- YOUR INSTRUCTIONS -
Show all lines holding "서울아산병원".

- EXERCISE INPUTS -
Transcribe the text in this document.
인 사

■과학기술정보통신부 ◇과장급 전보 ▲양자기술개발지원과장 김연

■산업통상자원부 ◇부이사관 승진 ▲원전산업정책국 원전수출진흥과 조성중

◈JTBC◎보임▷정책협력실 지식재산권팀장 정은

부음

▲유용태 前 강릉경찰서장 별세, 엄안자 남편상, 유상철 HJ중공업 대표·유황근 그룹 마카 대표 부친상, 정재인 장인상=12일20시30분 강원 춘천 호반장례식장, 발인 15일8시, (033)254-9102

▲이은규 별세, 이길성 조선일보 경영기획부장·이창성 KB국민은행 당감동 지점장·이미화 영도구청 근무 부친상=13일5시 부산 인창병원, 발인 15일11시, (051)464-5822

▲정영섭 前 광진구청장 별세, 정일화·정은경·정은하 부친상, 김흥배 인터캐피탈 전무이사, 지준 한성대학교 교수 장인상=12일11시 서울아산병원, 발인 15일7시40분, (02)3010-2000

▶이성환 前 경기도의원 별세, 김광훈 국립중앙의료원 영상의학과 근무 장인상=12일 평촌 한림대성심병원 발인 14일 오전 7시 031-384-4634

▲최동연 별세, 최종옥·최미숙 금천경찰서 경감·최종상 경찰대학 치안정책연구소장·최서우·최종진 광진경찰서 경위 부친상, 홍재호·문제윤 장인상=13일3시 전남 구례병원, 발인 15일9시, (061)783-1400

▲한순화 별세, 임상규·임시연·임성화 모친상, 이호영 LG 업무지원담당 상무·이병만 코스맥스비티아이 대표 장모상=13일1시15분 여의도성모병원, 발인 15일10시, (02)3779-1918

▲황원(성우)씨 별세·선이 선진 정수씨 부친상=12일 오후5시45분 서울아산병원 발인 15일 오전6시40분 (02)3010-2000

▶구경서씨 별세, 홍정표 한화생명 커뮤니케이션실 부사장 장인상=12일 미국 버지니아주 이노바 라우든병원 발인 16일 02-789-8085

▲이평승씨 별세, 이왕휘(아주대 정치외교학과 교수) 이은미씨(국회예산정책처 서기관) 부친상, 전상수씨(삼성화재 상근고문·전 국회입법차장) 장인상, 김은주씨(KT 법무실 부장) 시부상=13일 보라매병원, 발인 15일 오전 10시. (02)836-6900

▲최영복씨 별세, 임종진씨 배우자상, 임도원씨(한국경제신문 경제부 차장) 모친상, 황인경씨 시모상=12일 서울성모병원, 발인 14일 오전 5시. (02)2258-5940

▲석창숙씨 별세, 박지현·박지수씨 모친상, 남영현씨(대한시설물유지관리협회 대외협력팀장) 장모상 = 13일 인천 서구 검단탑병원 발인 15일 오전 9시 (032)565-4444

- FINAL RESULT -
▲정영섭 前 광진구청장 별세, 정일화·정은경·정은하 부친상, 김흥배 인터캐피탈 전무이사, 지준 한성대학교 교수 장인상=12일11시 서울아산병원, 발인 15일7시40분, (02)3010-2000
▲황원(성우)씨 별세·선이 선진 정수씨 부친상=12일 오후5시45분 서울아산병원 발인 15일 오전6시40분 (02)3010-2000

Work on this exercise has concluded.